*** Records supplied

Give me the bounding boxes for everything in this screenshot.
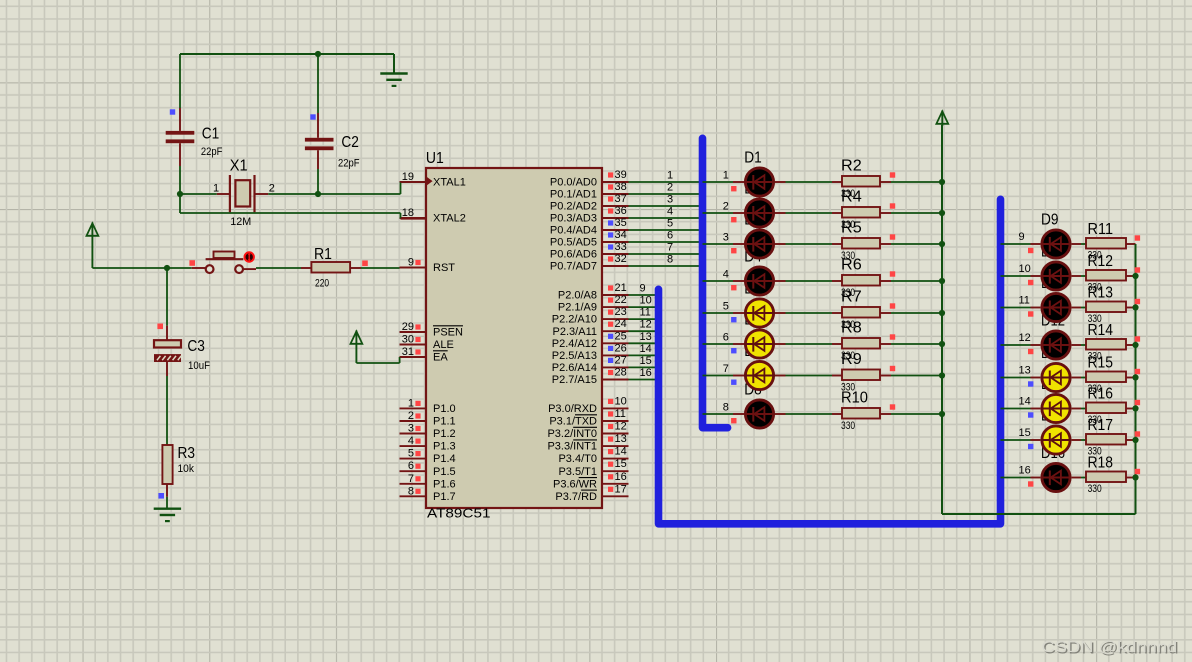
svg-text:14: 14 xyxy=(1019,396,1031,408)
svg-text:18: 18 xyxy=(402,207,414,219)
svg-text:4: 4 xyxy=(723,269,729,281)
svg-text:10uF: 10uF xyxy=(188,360,210,372)
svg-text:21: 21 xyxy=(615,282,627,294)
svg-text:7: 7 xyxy=(667,242,673,254)
svg-text:X1: X1 xyxy=(230,157,248,174)
svg-text:RST: RST xyxy=(433,262,455,274)
svg-text:P1.5: P1.5 xyxy=(433,466,456,478)
svg-text:R11: R11 xyxy=(1088,221,1114,238)
svg-text:D9: D9 xyxy=(1041,212,1059,229)
svg-text:11: 11 xyxy=(1019,295,1030,307)
svg-text:8: 8 xyxy=(667,254,673,266)
svg-text:C1: C1 xyxy=(202,126,220,143)
svg-text:38: 38 xyxy=(615,181,627,193)
svg-text:P2.5/A13: P2.5/A13 xyxy=(552,350,597,362)
svg-text:P0.7/AD7: P0.7/AD7 xyxy=(550,261,597,273)
svg-text:16: 16 xyxy=(640,367,652,379)
svg-text:P3.0/RXD: P3.0/RXD xyxy=(548,403,597,415)
svg-text:26: 26 xyxy=(615,342,627,354)
svg-text:12M: 12M xyxy=(230,216,251,228)
svg-text:330: 330 xyxy=(1088,483,1102,495)
svg-text:12: 12 xyxy=(615,421,627,433)
svg-text:14: 14 xyxy=(615,446,627,458)
svg-text:9: 9 xyxy=(1019,231,1025,243)
svg-text:11: 11 xyxy=(615,408,626,420)
svg-text:1: 1 xyxy=(723,170,729,182)
svg-text:15: 15 xyxy=(640,355,652,367)
svg-text:10: 10 xyxy=(640,295,652,307)
svg-text:14: 14 xyxy=(640,343,652,355)
svg-text:R4: R4 xyxy=(841,189,862,206)
svg-text:16: 16 xyxy=(615,471,627,483)
svg-text:31: 31 xyxy=(402,346,414,358)
svg-text:XTAL1: XTAL1 xyxy=(433,177,466,189)
svg-text:9: 9 xyxy=(640,283,646,295)
svg-text:P1.0: P1.0 xyxy=(433,403,456,415)
svg-text:37: 37 xyxy=(615,193,627,205)
svg-text:P0.5/AD5: P0.5/AD5 xyxy=(550,237,597,249)
svg-text:P1.6: P1.6 xyxy=(433,478,456,490)
svg-text:P0.6/AD6: P0.6/AD6 xyxy=(550,249,597,261)
svg-text:4: 4 xyxy=(408,435,414,447)
svg-text:P0.3/AD3: P0.3/AD3 xyxy=(550,213,597,225)
svg-text:8: 8 xyxy=(408,485,414,497)
svg-text:3: 3 xyxy=(408,423,414,435)
svg-text:P2.3/A11: P2.3/A11 xyxy=(553,326,597,338)
svg-text:R2: R2 xyxy=(841,158,862,175)
svg-text:13: 13 xyxy=(615,433,627,445)
svg-text:R18: R18 xyxy=(1088,455,1114,472)
svg-text:3: 3 xyxy=(667,194,673,206)
svg-text:CSDN @kdnnnd: CSDN @kdnnnd xyxy=(1042,639,1178,656)
svg-text:P1.1: P1.1 xyxy=(433,416,456,428)
svg-text:AT89C51: AT89C51 xyxy=(427,506,491,521)
svg-text:28: 28 xyxy=(615,367,627,379)
svg-text:5: 5 xyxy=(667,218,673,230)
svg-text:P3.4/T0: P3.4/T0 xyxy=(558,453,597,465)
svg-text:P0.0/AD0: P0.0/AD0 xyxy=(550,177,597,189)
svg-text:R13: R13 xyxy=(1088,285,1114,302)
svg-text:R17: R17 xyxy=(1088,417,1114,434)
svg-text:2: 2 xyxy=(269,182,275,194)
svg-text:P2.0/A8: P2.0/A8 xyxy=(558,290,597,302)
svg-text:EA: EA xyxy=(433,352,448,364)
svg-text:35: 35 xyxy=(615,217,627,229)
svg-text:P2.2/A10: P2.2/A10 xyxy=(552,314,597,326)
svg-text:5: 5 xyxy=(723,301,729,313)
svg-text:R6: R6 xyxy=(841,257,862,274)
svg-text:6: 6 xyxy=(667,230,673,242)
svg-text:29: 29 xyxy=(402,321,414,333)
svg-text:22pF: 22pF xyxy=(338,158,360,170)
svg-text:30: 30 xyxy=(402,334,414,346)
svg-text:P0.2/AD2: P0.2/AD2 xyxy=(550,201,597,213)
svg-text:1: 1 xyxy=(213,182,219,194)
svg-text:10: 10 xyxy=(615,395,627,407)
svg-text:2: 2 xyxy=(408,410,414,422)
svg-text:22: 22 xyxy=(615,294,627,306)
svg-text:R7: R7 xyxy=(841,289,862,306)
svg-text:P0.1/AD1: P0.1/AD1 xyxy=(550,189,597,201)
svg-text:23: 23 xyxy=(615,306,627,318)
svg-text:P2.4/A12: P2.4/A12 xyxy=(552,338,597,350)
svg-text:32: 32 xyxy=(615,253,627,265)
svg-text:6: 6 xyxy=(408,460,414,472)
svg-text:R1: R1 xyxy=(314,246,332,263)
svg-text:D1: D1 xyxy=(744,150,762,167)
svg-text:39: 39 xyxy=(615,169,627,181)
svg-text:2: 2 xyxy=(667,182,673,194)
svg-text:R10: R10 xyxy=(841,390,868,407)
svg-text:2: 2 xyxy=(723,201,729,213)
svg-text:P1.2: P1.2 xyxy=(433,428,456,440)
svg-text:P0.4/AD4: P0.4/AD4 xyxy=(550,225,597,237)
svg-text:P2.6/A14: P2.6/A14 xyxy=(552,362,597,374)
svg-text:24: 24 xyxy=(615,318,627,330)
svg-text:7: 7 xyxy=(408,473,414,485)
svg-text:R8: R8 xyxy=(841,320,862,337)
svg-text:P2.7/A15: P2.7/A15 xyxy=(552,374,597,386)
svg-text:R16: R16 xyxy=(1088,386,1114,403)
svg-text:P3.3/INT1: P3.3/INT1 xyxy=(547,441,597,453)
svg-text:1: 1 xyxy=(408,397,414,409)
svg-text:P3.6/WR: P3.6/WR xyxy=(553,478,597,490)
svg-text:220: 220 xyxy=(315,278,329,290)
svg-text:13: 13 xyxy=(1019,365,1031,377)
svg-text:13: 13 xyxy=(640,331,652,343)
svg-text:P2.1/A9: P2.1/A9 xyxy=(558,302,597,314)
svg-text:P3.2/INT0: P3.2/INT0 xyxy=(547,428,597,440)
svg-text:10: 10 xyxy=(1019,263,1031,275)
svg-text:P1.7: P1.7 xyxy=(433,491,456,503)
svg-text:25: 25 xyxy=(615,330,627,342)
svg-text:17: 17 xyxy=(615,483,627,495)
svg-text:8: 8 xyxy=(723,402,729,414)
svg-text:R15: R15 xyxy=(1088,355,1114,372)
svg-text:15: 15 xyxy=(1019,427,1031,439)
svg-text:U1: U1 xyxy=(426,150,444,167)
svg-text:PSEN: PSEN xyxy=(433,327,463,339)
svg-text:P3.7/RD: P3.7/RD xyxy=(555,491,597,503)
svg-text:ALE: ALE xyxy=(433,339,454,351)
svg-text:C2: C2 xyxy=(341,134,359,151)
svg-text:R9: R9 xyxy=(841,351,862,368)
svg-text:12: 12 xyxy=(640,319,652,331)
svg-text:R5: R5 xyxy=(841,220,862,237)
svg-text:1: 1 xyxy=(667,170,673,182)
svg-text:4: 4 xyxy=(667,206,673,218)
svg-text:11: 11 xyxy=(640,307,651,319)
svg-text:P1.4: P1.4 xyxy=(433,453,456,465)
svg-text:R3: R3 xyxy=(178,445,196,462)
svg-text:XTAL2: XTAL2 xyxy=(433,213,466,225)
svg-text:3: 3 xyxy=(723,232,729,244)
svg-text:12: 12 xyxy=(1019,332,1031,344)
svg-text:P3.1/TXD: P3.1/TXD xyxy=(549,416,597,428)
svg-text:5: 5 xyxy=(408,448,414,460)
svg-text:36: 36 xyxy=(615,205,627,217)
svg-text:16: 16 xyxy=(1019,465,1031,477)
svg-text:P1.3: P1.3 xyxy=(433,441,456,453)
svg-text:27: 27 xyxy=(615,354,627,366)
svg-text:P3.5/T1: P3.5/T1 xyxy=(558,466,597,478)
svg-text:C3: C3 xyxy=(187,338,205,355)
svg-text:7: 7 xyxy=(723,363,729,375)
svg-text:330: 330 xyxy=(841,420,855,432)
svg-text:33: 33 xyxy=(615,241,627,253)
svg-text:22pF: 22pF xyxy=(201,146,223,158)
svg-text:R12: R12 xyxy=(1088,253,1114,270)
svg-text:6: 6 xyxy=(723,332,729,344)
svg-text:R14: R14 xyxy=(1088,322,1114,339)
svg-text:10k: 10k xyxy=(178,463,195,475)
svg-text:34: 34 xyxy=(615,229,627,241)
svg-text:15: 15 xyxy=(615,458,627,470)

******

The request:
Copy out the lines of the records word for word, beginning with the line that contains "svg-text:14: 14 xyxy=(1019,396,1031,408)" and ending with the line that contains "svg-text:16: 16 xyxy=(615,471,627,483)", including both of those lines.

Final answer:
svg-text:14: 14 xyxy=(1019,396,1031,408)
svg-text:18: 18 xyxy=(402,207,414,219)
svg-text:4: 4 xyxy=(723,269,729,281)
svg-text:10uF: 10uF xyxy=(188,360,210,372)
svg-text:21: 21 xyxy=(615,282,627,294)
svg-text:7: 7 xyxy=(667,242,673,254)
svg-text:X1: X1 xyxy=(230,157,248,174)
svg-text:RST: RST xyxy=(433,262,455,274)
svg-text:P1.5: P1.5 xyxy=(433,466,456,478)
svg-text:R11: R11 xyxy=(1088,221,1114,238)
svg-text:D9: D9 xyxy=(1041,212,1059,229)
svg-text:11: 11 xyxy=(1019,295,1030,307)
svg-text:8: 8 xyxy=(667,254,673,266)
svg-text:C1: C1 xyxy=(202,126,220,143)
svg-text:38: 38 xyxy=(615,181,627,193)
svg-text:P2.5/A13: P2.5/A13 xyxy=(552,350,597,362)
svg-text:P0.7/AD7: P0.7/AD7 xyxy=(550,261,597,273)
svg-text:16: 16 xyxy=(640,367,652,379)
svg-text:P3.0/RXD: P3.0/RXD xyxy=(548,403,597,415)
svg-text:26: 26 xyxy=(615,342,627,354)
svg-text:12M: 12M xyxy=(230,216,251,228)
svg-text:330: 330 xyxy=(1088,483,1102,495)
svg-text:12: 12 xyxy=(615,421,627,433)
svg-text:14: 14 xyxy=(615,446,627,458)
svg-text:9: 9 xyxy=(1019,231,1025,243)
svg-text:11: 11 xyxy=(615,408,626,420)
svg-text:1: 1 xyxy=(723,170,729,182)
svg-text:15: 15 xyxy=(640,355,652,367)
svg-text:10: 10 xyxy=(640,295,652,307)
svg-text:14: 14 xyxy=(640,343,652,355)
svg-text:R4: R4 xyxy=(841,189,862,206)
svg-text:16: 16 xyxy=(615,471,627,483)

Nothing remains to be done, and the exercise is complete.